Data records
=======

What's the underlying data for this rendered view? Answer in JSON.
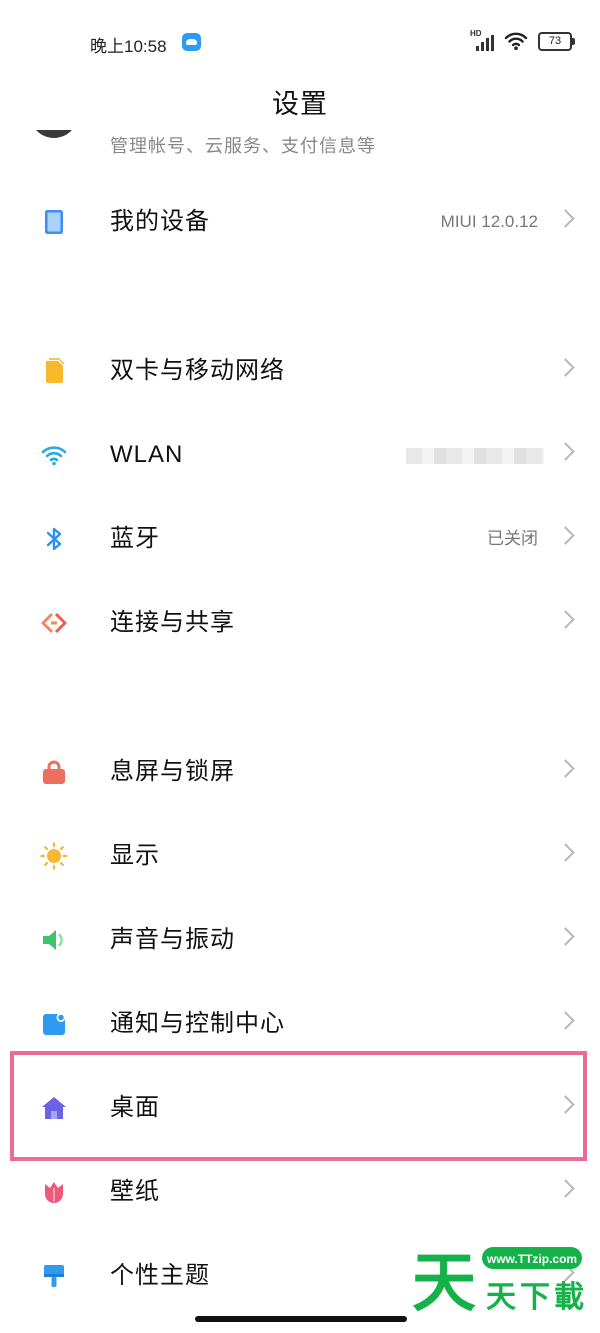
{
  "status_bar": {
    "time": "晚上10:58",
    "signal_label": "HD",
    "battery": "73"
  },
  "page": {
    "title": "设置"
  },
  "account": {
    "subtitle": "管理帐号、云服务、支付信息等"
  },
  "rows": [
    {
      "label": "我的设备",
      "value": "MIUI 12.0.12",
      "icon": "tablet-icon"
    },
    {
      "label": "双卡与移动网络",
      "value": "",
      "icon": "sim-card-icon"
    },
    {
      "label": "WLAN",
      "value": "",
      "icon": "wifi-icon"
    },
    {
      "label": "蓝牙",
      "value": "已关闭",
      "icon": "bluetooth-icon"
    },
    {
      "label": "连接与共享",
      "value": "",
      "icon": "connection-share-icon"
    },
    {
      "label": "息屏与锁屏",
      "value": "",
      "icon": "lock-icon"
    },
    {
      "label": "显示",
      "value": "",
      "icon": "sun-icon"
    },
    {
      "label": "声音与振动",
      "value": "",
      "icon": "speaker-icon"
    },
    {
      "label": "通知与控制中心",
      "value": "",
      "icon": "notification-icon"
    },
    {
      "label": "桌面",
      "value": "",
      "icon": "home-icon"
    },
    {
      "label": "壁纸",
      "value": "",
      "icon": "tulip-icon"
    },
    {
      "label": "个性主题",
      "value": "",
      "icon": "paint-brush-icon"
    }
  ],
  "watermark": {
    "url": "www.TTzip.com",
    "logo_char": "天",
    "text": "天下載"
  },
  "colors": {
    "highlight": "#ea6d98",
    "accent_blue": "#2f9bf0",
    "watermark_green": "#15b24a"
  }
}
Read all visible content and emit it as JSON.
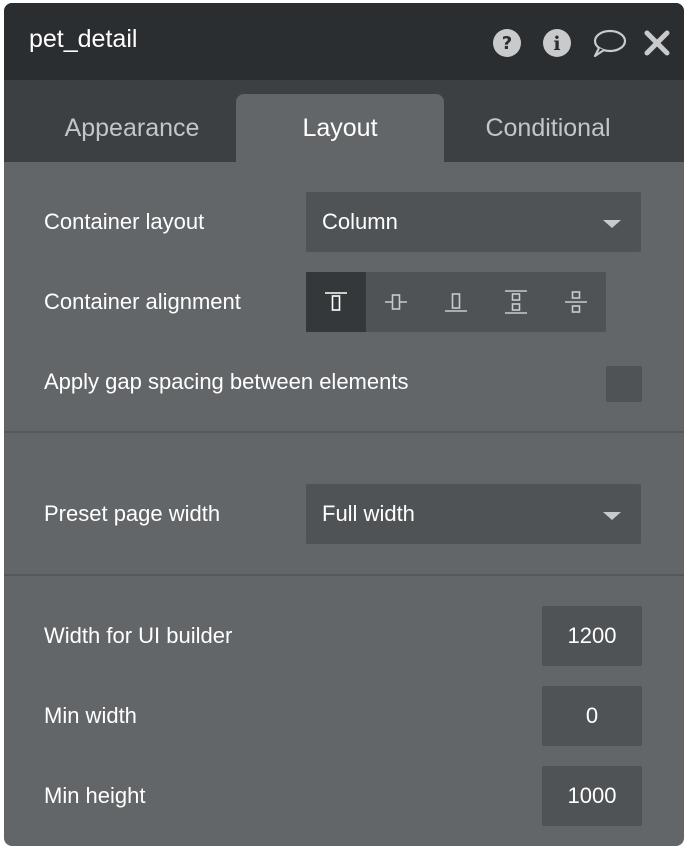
{
  "window": {
    "title": "pet_detail",
    "icons": [
      "help-icon",
      "info-icon",
      "comment-icon",
      "close-icon"
    ]
  },
  "tabs": [
    {
      "label": "Appearance",
      "active": false
    },
    {
      "label": "Layout",
      "active": true
    },
    {
      "label": "Conditional",
      "active": false
    }
  ],
  "layout": {
    "container_layout": {
      "label": "Container layout",
      "value": "Column"
    },
    "container_alignment": {
      "label": "Container alignment",
      "options": [
        "align-top-icon",
        "align-center-icon",
        "align-bottom-icon",
        "space-between-icon",
        "space-around-icon"
      ],
      "selected": 0
    },
    "gap_spacing": {
      "label": "Apply gap spacing between elements",
      "checked": false
    },
    "preset_page_width": {
      "label": "Preset page width",
      "value": "Full width"
    },
    "width_ui_builder": {
      "label": "Width for UI builder",
      "value": "1200"
    },
    "min_width": {
      "label": "Min width",
      "value": "0"
    },
    "min_height": {
      "label": "Min height",
      "value": "1000"
    }
  },
  "colors": {
    "panel": "#626669",
    "titlebar": "#2b2e30",
    "tabbar": "#3c4043",
    "field": "#4f5356",
    "selected_alignment": "#35383a"
  }
}
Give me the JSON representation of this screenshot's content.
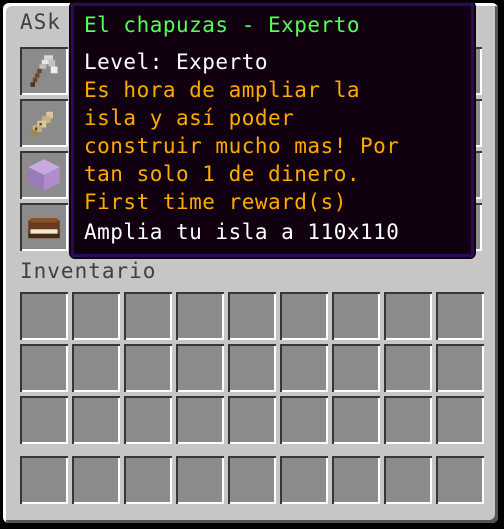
{
  "chest": {
    "title": "ASk"
  },
  "inventory": {
    "label": "Inventario"
  },
  "tooltip": {
    "name": "El chapuzas - Experto",
    "level": "Level: Experto",
    "description": [
      "Es hora de ampliar la",
      "isla y así poder",
      "construir mucho mas! Por",
      "tan solo 1 de dinero.",
      "First time reward(s)"
    ],
    "reward": "Amplia tu isla a 110x110"
  },
  "items": [
    {
      "name": "iron-axe-icon"
    },
    {
      "name": "name-tag-icon"
    },
    {
      "name": "purpur-block-icon"
    },
    {
      "name": "book-icon"
    }
  ],
  "colors": {
    "tooltip_name": "#55ff55",
    "tooltip_description": "#ffaa00",
    "tooltip_text": "#ffffff",
    "tooltip_background": "#100010",
    "tooltip_border": "#2a0a5e",
    "panel": "#c6c6c6",
    "slot": "#8b8b8b"
  }
}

=======

= EXERCISE GOAL =
Quote precisely the lines of the data from the line containing "Give me the" through its final line, both included, excluding pictures.

= REPLY =
Give me the JSON representation of this screenshot's content.
{
  "chest": {
    "title": "ASk"
  },
  "inventory": {
    "label": "Inventario"
  },
  "tooltip": {
    "name": "El chapuzas - Experto",
    "level": "Level: Experto",
    "description": [
      "Es hora de ampliar la",
      "isla y así poder",
      "construir mucho mas! Por",
      "tan solo 1 de dinero.",
      "First time reward(s)"
    ],
    "reward": "Amplia tu isla a 110x110"
  },
  "items": [
    {
      "name": "iron-axe-icon"
    },
    {
      "name": "name-tag-icon"
    },
    {
      "name": "purpur-block-icon"
    },
    {
      "name": "book-icon"
    }
  ],
  "colors": {
    "tooltip_name": "#55ff55",
    "tooltip_description": "#ffaa00",
    "tooltip_text": "#ffffff",
    "tooltip_background": "#100010",
    "tooltip_border": "#2a0a5e",
    "panel": "#c6c6c6",
    "slot": "#8b8b8b"
  }
}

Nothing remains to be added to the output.